Set down every record once more, exactly as given.

[Data records]
━━━━
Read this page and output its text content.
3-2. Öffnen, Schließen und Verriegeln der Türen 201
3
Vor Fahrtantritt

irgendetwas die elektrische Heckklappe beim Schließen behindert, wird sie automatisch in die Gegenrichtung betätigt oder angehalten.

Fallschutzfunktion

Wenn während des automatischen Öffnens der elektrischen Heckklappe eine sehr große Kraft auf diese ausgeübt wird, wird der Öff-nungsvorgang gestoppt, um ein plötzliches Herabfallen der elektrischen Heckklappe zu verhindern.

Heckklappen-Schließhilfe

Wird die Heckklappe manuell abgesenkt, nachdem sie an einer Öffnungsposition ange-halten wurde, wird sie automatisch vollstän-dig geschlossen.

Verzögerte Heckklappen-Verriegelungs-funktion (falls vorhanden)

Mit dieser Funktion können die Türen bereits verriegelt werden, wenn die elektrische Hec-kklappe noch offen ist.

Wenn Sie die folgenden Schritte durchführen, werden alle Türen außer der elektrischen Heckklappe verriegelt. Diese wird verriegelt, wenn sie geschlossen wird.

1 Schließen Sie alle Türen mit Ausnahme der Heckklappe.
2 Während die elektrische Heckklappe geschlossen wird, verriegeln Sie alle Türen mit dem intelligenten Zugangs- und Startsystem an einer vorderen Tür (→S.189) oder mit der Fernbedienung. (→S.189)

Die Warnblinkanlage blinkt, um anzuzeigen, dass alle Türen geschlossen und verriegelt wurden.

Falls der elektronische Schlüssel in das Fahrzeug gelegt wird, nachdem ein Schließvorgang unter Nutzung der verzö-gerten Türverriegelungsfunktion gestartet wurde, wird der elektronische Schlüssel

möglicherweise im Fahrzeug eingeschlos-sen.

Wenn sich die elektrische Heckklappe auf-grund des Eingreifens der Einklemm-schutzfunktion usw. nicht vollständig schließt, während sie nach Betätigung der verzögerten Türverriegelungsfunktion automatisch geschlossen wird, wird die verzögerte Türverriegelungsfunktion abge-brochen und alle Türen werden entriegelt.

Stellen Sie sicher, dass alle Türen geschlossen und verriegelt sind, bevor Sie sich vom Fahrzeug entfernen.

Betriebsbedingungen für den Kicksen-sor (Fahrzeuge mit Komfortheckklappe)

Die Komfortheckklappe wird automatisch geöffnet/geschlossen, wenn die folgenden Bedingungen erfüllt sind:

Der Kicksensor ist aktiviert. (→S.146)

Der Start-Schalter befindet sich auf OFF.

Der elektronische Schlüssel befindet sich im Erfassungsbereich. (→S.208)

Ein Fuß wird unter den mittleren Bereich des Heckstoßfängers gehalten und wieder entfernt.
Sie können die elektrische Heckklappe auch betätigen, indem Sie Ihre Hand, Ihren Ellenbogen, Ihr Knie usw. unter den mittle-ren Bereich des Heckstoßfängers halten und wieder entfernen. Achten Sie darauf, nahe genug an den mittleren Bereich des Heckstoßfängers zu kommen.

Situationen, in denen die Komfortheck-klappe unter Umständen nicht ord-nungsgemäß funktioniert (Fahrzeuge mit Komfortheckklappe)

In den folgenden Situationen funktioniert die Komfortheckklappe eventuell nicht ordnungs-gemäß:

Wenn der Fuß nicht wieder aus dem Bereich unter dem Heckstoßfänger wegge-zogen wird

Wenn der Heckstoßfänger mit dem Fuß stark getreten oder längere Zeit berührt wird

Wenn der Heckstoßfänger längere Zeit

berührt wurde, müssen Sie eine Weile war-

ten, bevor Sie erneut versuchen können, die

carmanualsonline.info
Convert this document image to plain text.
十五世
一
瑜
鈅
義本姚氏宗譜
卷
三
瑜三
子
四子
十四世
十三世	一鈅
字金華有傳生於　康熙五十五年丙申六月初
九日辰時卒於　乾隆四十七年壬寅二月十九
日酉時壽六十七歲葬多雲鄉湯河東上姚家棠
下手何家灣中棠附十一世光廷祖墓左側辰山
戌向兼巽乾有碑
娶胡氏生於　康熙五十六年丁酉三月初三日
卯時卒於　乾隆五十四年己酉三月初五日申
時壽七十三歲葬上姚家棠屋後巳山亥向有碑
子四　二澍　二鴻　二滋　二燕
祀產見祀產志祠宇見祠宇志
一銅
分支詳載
━━━━
* **Task result**:
Read this page and output its text content.
3-2. Öffnen, Schließen und Verriegeln der Türen 201
3
Vor Fahrtantritt

irgendetwas die elektrische Heckklappe beim Schließen behindert, wird sie automatisch in die Gegenrichtung betätigt oder angehalten.

Fallschutzfunktion

Wenn während des automatischen Öffnens der elektrischen Heckklappe eine sehr große Kraft auf diese ausgeübt wird, wird der Öff-nungsvorgang gestoppt, um ein plötzliches Herabfallen der elektrischen Heckklappe zu verhindern.

Heckklappen-Schließhilfe

Wird die Heckklappe manuell abgesenkt, nachdem sie an einer Öffnungsposition ange-halten wurde, wird sie automatisch vollstän-dig geschlossen.

Verzögerte Heckklappen-Verriegelungs-funktion (falls vorhanden)

Mit dieser Funktion können die Türen bereits verriegelt werden, wenn die elektrische Hec-kklappe noch offen ist.

Wenn Sie die folgenden Schritte durchführen, werden alle Türen außer der elektrischen Heckklappe verriegelt. Diese wird verriegelt, wenn sie geschlossen wird.

1 Schließen Sie alle Türen mit Ausnahme der Heckklappe.
2 Während die elektrische Heckklappe geschlossen wird, verriegeln Sie alle Türen mit dem intelligenten Zugangs- und Startsystem an einer vorderen Tür (→S.189) oder mit der Fernbedienung. (→S.189)

Die Warnblinkanlage blinkt, um anzuzeigen, dass alle Türen geschlossen und verriegelt wurden.

Falls der elektronische Schlüssel in das Fahrzeug gelegt wird, nachdem ein Schließvorgang unter Nutzung der verzö-gerten Türverriegelungsfunktion gestartet wurde, wird der elektronische Schlüssel

möglicherweise im Fahrzeug eingeschlos-sen.

Wenn sich die elektrische Heckklappe auf-grund des Eingreifens der Einklemm-schutzfunktion usw. nicht vollständig schließt, während sie nach Betätigung der verzögerten Türverriegelungsfunktion automatisch geschlossen wird, wird die verzögerte Türverriegelungsfunktion abge-brochen und alle Türen werden entriegelt.

Stellen Sie sicher, dass alle Türen geschlossen und verriegelt sind, bevor Sie sich vom Fahrzeug entfernen.

Betriebsbedingungen für den Kicksen-sor (Fahrzeuge mit Komfortheckklappe)

Die Komfortheckklappe wird automatisch geöffnet/geschlossen, wenn die folgenden Bedingungen erfüllt sind:

Der Kicksensor ist aktiviert. (→S.146)

Der Start-Schalter befindet sich auf OFF.

Der elektronische Schlüssel befindet sich im Erfassungsbereich. (→S.208)

Ein Fuß wird unter den mittleren Bereich des Heckstoßfängers gehalten und wieder entfernt.
Sie können die elektrische Heckklappe auch betätigen, indem Sie Ihre Hand, Ihren Ellenbogen, Ihr Knie usw. unter den mittle-ren Bereich des Heckstoßfängers halten und wieder entfernen. Achten Sie darauf, nahe genug an den mittleren Bereich des Heckstoßfängers zu kommen.

Situationen, in denen die Komfortheck-klappe unter Umständen nicht ord-nungsgemäß funktioniert (Fahrzeuge mit Komfortheckklappe)

In den folgenden Situationen funktioniert die Komfortheckklappe eventuell nicht ordnungs-gemäß:

Wenn der Fuß nicht wieder aus dem Bereich unter dem Heckstoßfänger wegge-zogen wird

Wenn der Heckstoßfänger mit dem Fuß stark getreten oder längere Zeit berührt wird

Wenn der Heckstoßfänger längere Zeit

berührt wurde, müssen Sie eine Weile war-

ten, bevor Sie erneut versuchen können, die

carmanualsonline.info
Convert this document image to plain text.
十五世
一
瑜
鈅
義本姚氏宗譜
卷
三
瑜三
子
四子
十四世
十三世	一鈅
字金華有傳生於　康熙五十五年丙申六月初
九日辰時卒於　乾隆四十七年壬寅二月十九
日酉時壽六十七歲葬多雲鄉湯河東上姚家棠
下手何家灣中棠附十一世光廷祖墓左側辰山
戌向兼巽乾有碑
娶胡氏生於　康熙五十六年丁酉三月初三日
卯時卒於　乾隆五十四年己酉三月初五日申
時壽七十三歲葬上姚家棠屋後巳山亥向有碑
子四　二澍　二鴻　二滋　二燕
祀產見祀產志祠宇見祠宇志
一銅
分支詳載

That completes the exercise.